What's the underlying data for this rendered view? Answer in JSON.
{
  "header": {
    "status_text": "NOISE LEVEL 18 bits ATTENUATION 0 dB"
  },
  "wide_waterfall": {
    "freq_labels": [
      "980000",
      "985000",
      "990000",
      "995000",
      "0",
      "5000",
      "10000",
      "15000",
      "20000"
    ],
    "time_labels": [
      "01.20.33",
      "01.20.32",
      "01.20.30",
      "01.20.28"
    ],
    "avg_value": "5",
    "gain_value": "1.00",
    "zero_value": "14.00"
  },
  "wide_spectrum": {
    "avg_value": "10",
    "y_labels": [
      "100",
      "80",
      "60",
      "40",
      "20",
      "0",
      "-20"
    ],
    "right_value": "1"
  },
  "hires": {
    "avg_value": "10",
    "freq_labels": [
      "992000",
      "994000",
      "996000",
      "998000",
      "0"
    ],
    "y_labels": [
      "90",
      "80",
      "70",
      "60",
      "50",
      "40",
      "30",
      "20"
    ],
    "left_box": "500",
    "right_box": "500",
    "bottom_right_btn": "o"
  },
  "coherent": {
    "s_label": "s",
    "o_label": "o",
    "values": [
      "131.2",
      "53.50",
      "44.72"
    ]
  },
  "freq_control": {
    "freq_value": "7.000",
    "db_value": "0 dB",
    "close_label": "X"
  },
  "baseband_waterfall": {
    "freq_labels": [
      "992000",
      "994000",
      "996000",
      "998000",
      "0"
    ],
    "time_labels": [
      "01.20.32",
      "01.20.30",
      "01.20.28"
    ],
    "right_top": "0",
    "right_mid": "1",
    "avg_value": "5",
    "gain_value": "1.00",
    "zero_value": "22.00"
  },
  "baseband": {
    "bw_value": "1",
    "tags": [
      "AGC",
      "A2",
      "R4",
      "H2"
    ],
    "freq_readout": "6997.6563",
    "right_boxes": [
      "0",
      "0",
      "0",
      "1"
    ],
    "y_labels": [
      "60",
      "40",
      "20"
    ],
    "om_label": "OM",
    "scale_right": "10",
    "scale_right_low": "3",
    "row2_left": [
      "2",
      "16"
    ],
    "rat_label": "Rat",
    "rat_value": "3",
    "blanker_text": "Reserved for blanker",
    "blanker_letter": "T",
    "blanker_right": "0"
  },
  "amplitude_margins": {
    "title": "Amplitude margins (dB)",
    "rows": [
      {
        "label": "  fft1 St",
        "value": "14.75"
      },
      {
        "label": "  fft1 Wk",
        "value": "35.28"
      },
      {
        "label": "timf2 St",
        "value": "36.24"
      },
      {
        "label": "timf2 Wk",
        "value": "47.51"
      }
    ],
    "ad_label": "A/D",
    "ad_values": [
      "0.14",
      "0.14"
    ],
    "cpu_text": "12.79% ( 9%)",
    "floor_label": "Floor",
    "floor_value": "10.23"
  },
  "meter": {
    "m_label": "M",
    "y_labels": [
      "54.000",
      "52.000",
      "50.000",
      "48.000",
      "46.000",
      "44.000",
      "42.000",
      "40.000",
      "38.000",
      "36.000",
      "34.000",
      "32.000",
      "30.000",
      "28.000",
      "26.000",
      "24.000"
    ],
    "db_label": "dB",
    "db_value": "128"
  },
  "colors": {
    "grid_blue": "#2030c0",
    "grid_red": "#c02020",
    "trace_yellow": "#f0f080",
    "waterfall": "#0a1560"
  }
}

------

OBJECTIVE:
Reproduce the material exactly, with every line intact.

WRITTEN RESPONSE:
What's the underlying data for this rendered view? Answer in JSON.
{
  "header": {
    "status_text": "NOISE LEVEL 18 bits ATTENUATION 0 dB"
  },
  "wide_waterfall": {
    "freq_labels": [
      "980000",
      "985000",
      "990000",
      "995000",
      "0",
      "5000",
      "10000",
      "15000",
      "20000"
    ],
    "time_labels": [
      "01.20.33",
      "01.20.32",
      "01.20.30",
      "01.20.28"
    ],
    "avg_value": "5",
    "gain_value": "1.00",
    "zero_value": "14.00"
  },
  "wide_spectrum": {
    "avg_value": "10",
    "y_labels": [
      "100",
      "80",
      "60",
      "40",
      "20",
      "0",
      "-20"
    ],
    "right_value": "1"
  },
  "hires": {
    "avg_value": "10",
    "freq_labels": [
      "992000",
      "994000",
      "996000",
      "998000",
      "0"
    ],
    "y_labels": [
      "90",
      "80",
      "70",
      "60",
      "50",
      "40",
      "30",
      "20"
    ],
    "left_box": "500",
    "right_box": "500",
    "bottom_right_btn": "o"
  },
  "coherent": {
    "s_label": "s",
    "o_label": "o",
    "values": [
      "131.2",
      "53.50",
      "44.72"
    ]
  },
  "freq_control": {
    "freq_value": "7.000",
    "db_value": "0 dB",
    "close_label": "X"
  },
  "baseband_waterfall": {
    "freq_labels": [
      "992000",
      "994000",
      "996000",
      "998000",
      "0"
    ],
    "time_labels": [
      "01.20.32",
      "01.20.30",
      "01.20.28"
    ],
    "right_top": "0",
    "right_mid": "1",
    "avg_value": "5",
    "gain_value": "1.00",
    "zero_value": "22.00"
  },
  "baseband": {
    "bw_value": "1",
    "tags": [
      "AGC",
      "A2",
      "R4",
      "H2"
    ],
    "freq_readout": "6997.6563",
    "right_boxes": [
      "0",
      "0",
      "0",
      "1"
    ],
    "y_labels": [
      "60",
      "40",
      "20"
    ],
    "om_label": "OM",
    "scale_right": "10",
    "scale_right_low": "3",
    "row2_left": [
      "2",
      "16"
    ],
    "rat_label": "Rat",
    "rat_value": "3",
    "blanker_text": "Reserved for blanker",
    "blanker_letter": "T",
    "blanker_right": "0"
  },
  "amplitude_margins": {
    "title": "Amplitude margins (dB)",
    "rows": [
      {
        "label": "  fft1 St",
        "value": "14.75"
      },
      {
        "label": "  fft1 Wk",
        "value": "35.28"
      },
      {
        "label": "timf2 St",
        "value": "36.24"
      },
      {
        "label": "timf2 Wk",
        "value": "47.51"
      }
    ],
    "ad_label": "A/D",
    "ad_values": [
      "0.14",
      "0.14"
    ],
    "cpu_text": "12.79% ( 9%)",
    "floor_label": "Floor",
    "floor_value": "10.23"
  },
  "meter": {
    "m_label": "M",
    "y_labels": [
      "54.000",
      "52.000",
      "50.000",
      "48.000",
      "46.000",
      "44.000",
      "42.000",
      "40.000",
      "38.000",
      "36.000",
      "34.000",
      "32.000",
      "30.000",
      "28.000",
      "26.000",
      "24.000"
    ],
    "db_label": "dB",
    "db_value": "128"
  },
  "colors": {
    "grid_blue": "#2030c0",
    "grid_red": "#c02020",
    "trace_yellow": "#f0f080",
    "waterfall": "#0a1560"
  }
}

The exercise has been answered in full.